**Your instructions:** Pull every line holding the string "MIGRATION" from the records below.

--- Stored data ---

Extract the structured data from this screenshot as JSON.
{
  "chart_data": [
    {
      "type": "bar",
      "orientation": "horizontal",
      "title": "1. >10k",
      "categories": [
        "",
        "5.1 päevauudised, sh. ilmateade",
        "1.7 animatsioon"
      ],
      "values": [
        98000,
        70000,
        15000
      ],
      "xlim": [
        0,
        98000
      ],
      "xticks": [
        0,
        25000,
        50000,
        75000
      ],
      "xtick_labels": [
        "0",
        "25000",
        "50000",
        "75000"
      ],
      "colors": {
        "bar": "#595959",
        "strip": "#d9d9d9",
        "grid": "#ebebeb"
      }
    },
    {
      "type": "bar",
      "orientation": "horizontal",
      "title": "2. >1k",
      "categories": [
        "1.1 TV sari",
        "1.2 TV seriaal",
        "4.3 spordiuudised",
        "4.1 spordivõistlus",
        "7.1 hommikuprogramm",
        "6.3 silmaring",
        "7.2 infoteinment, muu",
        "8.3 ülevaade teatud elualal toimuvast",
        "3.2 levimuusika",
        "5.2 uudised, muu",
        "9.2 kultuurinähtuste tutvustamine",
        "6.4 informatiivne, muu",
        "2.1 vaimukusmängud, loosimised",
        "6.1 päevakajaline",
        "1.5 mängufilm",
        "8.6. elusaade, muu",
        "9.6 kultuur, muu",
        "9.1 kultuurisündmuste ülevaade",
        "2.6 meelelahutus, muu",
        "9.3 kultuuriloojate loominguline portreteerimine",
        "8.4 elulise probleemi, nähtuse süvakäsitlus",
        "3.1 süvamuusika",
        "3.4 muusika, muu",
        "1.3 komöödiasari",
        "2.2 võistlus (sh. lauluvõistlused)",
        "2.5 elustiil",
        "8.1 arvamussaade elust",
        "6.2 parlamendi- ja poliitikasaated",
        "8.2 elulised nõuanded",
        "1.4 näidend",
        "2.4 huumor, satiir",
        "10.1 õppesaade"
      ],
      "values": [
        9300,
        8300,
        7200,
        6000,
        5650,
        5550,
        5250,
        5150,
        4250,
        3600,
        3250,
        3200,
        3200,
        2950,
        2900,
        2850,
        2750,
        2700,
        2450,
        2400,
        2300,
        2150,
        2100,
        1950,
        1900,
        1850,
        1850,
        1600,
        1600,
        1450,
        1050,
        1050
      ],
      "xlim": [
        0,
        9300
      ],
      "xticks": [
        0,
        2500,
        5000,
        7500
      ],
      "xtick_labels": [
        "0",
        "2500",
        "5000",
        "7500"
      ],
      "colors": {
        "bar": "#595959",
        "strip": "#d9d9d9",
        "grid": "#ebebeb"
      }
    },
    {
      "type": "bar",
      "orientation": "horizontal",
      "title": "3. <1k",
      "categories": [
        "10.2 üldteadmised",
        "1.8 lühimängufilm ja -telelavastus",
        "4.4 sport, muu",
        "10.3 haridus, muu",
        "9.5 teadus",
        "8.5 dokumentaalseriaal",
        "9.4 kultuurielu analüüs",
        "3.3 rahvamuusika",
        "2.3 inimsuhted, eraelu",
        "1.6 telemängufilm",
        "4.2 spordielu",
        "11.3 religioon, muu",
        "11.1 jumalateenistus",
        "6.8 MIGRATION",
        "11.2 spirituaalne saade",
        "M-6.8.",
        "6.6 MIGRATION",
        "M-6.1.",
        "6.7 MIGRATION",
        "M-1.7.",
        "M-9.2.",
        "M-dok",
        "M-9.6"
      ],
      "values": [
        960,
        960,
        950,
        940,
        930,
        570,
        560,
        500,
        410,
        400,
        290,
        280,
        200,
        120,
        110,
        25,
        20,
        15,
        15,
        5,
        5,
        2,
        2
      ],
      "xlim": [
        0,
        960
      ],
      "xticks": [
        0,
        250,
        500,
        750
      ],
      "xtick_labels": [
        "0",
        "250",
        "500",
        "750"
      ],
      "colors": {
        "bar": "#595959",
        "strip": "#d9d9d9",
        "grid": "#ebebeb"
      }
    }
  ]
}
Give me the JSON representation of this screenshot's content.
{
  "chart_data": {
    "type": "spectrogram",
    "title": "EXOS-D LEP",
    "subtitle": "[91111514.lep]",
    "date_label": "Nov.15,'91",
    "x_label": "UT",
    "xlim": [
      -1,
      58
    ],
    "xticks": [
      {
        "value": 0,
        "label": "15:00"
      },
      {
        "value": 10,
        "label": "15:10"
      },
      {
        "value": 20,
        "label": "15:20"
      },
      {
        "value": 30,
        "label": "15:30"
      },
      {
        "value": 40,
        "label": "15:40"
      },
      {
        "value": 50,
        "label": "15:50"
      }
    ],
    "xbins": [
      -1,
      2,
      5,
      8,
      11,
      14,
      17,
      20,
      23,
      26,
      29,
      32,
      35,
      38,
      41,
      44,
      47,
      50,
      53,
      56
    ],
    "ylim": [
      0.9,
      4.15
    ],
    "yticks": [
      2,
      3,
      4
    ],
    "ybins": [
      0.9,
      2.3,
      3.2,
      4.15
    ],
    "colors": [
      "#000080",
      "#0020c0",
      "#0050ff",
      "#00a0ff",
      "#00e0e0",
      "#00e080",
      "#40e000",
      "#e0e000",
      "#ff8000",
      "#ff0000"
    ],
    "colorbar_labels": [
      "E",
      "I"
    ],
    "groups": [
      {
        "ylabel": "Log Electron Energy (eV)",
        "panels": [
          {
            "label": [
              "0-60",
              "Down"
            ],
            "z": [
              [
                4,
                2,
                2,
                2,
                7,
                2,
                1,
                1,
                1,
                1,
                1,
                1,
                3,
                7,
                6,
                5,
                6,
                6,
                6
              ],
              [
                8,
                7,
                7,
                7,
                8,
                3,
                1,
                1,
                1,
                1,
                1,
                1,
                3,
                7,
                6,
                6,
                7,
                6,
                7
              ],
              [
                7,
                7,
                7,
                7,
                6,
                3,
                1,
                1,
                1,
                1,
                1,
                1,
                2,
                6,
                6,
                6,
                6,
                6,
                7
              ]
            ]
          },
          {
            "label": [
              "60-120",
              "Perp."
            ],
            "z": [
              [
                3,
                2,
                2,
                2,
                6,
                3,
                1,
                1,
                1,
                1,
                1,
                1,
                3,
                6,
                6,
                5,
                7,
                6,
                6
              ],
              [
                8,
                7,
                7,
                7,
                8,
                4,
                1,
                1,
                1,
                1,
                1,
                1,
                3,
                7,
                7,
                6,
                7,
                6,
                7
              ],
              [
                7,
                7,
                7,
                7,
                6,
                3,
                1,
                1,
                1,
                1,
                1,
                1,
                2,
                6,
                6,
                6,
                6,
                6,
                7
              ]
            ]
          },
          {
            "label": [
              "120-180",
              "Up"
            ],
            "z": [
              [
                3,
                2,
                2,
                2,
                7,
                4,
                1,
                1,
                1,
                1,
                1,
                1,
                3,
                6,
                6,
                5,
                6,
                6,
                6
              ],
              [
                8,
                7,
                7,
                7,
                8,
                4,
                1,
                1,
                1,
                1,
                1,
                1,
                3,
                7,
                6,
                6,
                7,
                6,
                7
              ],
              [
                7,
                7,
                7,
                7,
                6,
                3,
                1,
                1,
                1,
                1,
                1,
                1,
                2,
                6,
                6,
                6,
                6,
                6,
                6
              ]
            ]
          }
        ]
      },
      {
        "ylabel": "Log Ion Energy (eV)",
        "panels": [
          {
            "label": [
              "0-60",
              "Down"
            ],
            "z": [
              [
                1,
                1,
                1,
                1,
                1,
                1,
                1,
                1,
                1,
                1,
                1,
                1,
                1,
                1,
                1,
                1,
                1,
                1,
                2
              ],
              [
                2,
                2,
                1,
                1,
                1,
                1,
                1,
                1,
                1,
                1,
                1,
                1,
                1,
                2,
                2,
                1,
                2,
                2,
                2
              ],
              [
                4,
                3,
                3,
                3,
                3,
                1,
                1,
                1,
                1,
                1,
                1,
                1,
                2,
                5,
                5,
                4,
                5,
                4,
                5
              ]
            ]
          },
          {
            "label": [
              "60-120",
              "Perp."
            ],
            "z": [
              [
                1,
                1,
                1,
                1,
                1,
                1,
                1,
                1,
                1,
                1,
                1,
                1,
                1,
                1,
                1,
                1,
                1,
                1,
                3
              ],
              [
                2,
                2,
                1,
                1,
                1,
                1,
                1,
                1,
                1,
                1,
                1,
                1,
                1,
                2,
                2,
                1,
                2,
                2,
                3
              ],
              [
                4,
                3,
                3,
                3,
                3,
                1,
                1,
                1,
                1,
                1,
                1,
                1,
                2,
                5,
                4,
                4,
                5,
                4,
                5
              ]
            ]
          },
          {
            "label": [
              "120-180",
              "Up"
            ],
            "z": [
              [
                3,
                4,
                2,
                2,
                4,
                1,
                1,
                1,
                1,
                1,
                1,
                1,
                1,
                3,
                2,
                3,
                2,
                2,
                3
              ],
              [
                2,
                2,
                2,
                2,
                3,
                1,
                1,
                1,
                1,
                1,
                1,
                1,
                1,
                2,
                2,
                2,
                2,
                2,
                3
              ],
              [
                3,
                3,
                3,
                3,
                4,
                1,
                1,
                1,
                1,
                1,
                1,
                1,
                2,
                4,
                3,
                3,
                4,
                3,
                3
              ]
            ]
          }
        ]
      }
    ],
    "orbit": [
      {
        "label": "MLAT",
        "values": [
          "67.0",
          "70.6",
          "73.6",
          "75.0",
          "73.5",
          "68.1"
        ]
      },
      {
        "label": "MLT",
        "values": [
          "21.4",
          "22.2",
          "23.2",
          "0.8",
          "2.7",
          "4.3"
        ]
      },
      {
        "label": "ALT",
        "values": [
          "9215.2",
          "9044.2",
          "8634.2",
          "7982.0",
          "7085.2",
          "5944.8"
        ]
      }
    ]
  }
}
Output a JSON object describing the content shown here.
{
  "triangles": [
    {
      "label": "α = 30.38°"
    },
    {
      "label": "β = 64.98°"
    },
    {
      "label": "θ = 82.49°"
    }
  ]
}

---

**Worked answer:**
        "6.8 MIGRATION",
        "6.6 MIGRATION",
        "6.7 MIGRATION",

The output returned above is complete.